## WRITTEN PROBLEM
Tell how many lines include the string "document". Answer with a single number.

## EXERCISE INPUT
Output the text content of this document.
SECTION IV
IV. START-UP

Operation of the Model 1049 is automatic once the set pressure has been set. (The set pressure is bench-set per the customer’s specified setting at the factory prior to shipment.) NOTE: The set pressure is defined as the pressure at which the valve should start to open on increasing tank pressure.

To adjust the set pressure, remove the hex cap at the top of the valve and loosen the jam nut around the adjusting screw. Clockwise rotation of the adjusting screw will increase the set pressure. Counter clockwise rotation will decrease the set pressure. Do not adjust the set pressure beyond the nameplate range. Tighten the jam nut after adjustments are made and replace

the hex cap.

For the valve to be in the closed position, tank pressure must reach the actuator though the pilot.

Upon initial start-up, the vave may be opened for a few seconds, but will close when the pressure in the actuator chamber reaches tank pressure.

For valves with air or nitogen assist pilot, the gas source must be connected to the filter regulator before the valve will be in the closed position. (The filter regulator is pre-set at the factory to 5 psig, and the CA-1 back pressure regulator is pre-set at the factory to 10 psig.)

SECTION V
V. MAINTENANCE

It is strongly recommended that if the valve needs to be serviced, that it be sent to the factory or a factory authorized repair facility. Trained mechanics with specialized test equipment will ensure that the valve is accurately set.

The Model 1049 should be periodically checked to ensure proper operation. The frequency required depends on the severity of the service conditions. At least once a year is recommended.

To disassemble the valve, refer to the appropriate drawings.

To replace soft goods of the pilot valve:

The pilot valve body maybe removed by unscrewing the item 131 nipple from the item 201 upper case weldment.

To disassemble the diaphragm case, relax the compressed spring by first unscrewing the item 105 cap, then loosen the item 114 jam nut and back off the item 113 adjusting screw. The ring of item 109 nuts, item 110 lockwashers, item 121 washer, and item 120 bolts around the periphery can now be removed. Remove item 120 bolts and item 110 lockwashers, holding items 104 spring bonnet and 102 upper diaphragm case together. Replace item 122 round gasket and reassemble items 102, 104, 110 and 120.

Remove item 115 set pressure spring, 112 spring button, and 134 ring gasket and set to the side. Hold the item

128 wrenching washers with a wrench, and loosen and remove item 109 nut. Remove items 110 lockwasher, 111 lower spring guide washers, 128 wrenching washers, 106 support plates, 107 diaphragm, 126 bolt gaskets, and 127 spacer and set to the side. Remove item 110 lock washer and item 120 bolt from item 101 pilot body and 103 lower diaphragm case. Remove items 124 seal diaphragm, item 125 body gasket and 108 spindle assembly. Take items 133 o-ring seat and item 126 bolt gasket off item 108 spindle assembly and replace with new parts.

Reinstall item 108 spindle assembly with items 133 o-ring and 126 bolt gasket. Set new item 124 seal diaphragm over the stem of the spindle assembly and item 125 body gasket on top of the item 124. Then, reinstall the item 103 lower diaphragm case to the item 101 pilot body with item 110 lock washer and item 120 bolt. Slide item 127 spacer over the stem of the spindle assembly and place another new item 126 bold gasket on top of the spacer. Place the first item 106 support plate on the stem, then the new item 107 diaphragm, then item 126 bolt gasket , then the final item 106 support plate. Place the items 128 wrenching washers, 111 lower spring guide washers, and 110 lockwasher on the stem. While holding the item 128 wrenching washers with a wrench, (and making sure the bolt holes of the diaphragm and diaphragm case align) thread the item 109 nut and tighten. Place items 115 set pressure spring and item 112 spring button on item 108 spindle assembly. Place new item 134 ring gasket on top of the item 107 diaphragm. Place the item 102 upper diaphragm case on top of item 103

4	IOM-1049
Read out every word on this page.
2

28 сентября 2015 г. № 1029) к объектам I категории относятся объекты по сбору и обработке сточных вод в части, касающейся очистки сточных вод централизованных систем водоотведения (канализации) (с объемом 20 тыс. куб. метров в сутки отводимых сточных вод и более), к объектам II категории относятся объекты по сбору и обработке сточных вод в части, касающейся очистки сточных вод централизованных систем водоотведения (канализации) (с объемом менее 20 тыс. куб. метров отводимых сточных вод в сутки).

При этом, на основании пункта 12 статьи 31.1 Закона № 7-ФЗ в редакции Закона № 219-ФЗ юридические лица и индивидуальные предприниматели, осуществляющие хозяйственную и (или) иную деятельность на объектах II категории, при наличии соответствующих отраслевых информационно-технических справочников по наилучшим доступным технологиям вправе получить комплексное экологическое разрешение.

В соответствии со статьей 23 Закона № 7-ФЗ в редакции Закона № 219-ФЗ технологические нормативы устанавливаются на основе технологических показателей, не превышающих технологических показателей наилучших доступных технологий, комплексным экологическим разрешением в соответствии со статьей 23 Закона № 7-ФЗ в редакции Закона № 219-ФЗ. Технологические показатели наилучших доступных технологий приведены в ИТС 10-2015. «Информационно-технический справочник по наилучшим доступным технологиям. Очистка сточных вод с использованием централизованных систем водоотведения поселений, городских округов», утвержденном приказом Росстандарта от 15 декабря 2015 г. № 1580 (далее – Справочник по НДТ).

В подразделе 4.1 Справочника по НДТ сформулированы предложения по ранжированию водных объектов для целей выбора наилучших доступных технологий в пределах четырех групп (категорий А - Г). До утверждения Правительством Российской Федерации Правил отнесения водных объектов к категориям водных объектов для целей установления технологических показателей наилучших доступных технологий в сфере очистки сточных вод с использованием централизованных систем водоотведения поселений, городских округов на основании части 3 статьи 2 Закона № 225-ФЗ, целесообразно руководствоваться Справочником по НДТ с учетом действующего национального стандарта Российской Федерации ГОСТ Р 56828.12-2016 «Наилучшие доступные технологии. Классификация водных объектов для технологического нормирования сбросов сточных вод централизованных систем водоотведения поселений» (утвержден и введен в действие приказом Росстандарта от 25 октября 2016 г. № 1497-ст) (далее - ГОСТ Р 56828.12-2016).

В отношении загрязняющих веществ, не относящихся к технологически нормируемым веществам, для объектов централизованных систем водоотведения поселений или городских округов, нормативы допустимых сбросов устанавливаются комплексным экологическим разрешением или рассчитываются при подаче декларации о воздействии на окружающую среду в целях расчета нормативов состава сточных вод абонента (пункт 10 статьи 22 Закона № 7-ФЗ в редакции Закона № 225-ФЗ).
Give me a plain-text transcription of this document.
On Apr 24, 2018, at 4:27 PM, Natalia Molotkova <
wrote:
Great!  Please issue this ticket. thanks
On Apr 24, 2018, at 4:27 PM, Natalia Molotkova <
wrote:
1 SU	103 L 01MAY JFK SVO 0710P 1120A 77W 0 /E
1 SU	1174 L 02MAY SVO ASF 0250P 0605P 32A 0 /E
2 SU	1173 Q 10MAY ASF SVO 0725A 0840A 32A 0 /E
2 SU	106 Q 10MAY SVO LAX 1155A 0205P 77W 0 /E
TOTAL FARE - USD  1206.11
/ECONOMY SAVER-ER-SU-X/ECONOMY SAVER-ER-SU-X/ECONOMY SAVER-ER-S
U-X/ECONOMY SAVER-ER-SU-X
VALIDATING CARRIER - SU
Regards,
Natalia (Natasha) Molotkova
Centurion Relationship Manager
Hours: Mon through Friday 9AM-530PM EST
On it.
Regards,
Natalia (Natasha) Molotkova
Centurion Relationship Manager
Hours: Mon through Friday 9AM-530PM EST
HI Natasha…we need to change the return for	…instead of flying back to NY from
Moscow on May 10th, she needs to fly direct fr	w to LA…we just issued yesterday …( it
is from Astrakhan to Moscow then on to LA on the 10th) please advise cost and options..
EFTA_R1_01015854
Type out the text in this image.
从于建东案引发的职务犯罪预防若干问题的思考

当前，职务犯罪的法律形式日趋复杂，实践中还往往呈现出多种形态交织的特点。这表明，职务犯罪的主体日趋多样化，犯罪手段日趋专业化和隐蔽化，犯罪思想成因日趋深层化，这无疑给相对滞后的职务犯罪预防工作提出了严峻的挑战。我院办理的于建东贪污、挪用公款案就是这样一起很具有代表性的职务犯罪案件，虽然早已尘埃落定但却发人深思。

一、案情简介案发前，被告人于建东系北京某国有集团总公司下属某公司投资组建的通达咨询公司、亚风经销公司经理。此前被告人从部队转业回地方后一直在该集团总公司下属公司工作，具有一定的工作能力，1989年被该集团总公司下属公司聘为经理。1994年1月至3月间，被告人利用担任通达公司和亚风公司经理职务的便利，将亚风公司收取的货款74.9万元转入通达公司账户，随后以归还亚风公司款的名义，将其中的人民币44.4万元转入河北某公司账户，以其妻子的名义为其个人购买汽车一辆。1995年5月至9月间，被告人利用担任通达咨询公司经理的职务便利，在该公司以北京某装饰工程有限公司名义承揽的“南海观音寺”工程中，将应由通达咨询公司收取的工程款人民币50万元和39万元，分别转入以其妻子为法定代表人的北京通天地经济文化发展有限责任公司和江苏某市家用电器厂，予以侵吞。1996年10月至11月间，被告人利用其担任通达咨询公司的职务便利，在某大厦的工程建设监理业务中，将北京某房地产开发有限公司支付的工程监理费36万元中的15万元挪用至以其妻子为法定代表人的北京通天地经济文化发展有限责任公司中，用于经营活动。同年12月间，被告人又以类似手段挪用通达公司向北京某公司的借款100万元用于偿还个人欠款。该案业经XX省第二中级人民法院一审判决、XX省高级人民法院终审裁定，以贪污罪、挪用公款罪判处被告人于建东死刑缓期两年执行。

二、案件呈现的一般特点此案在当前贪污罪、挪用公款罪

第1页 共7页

## ANSWER BELOW
2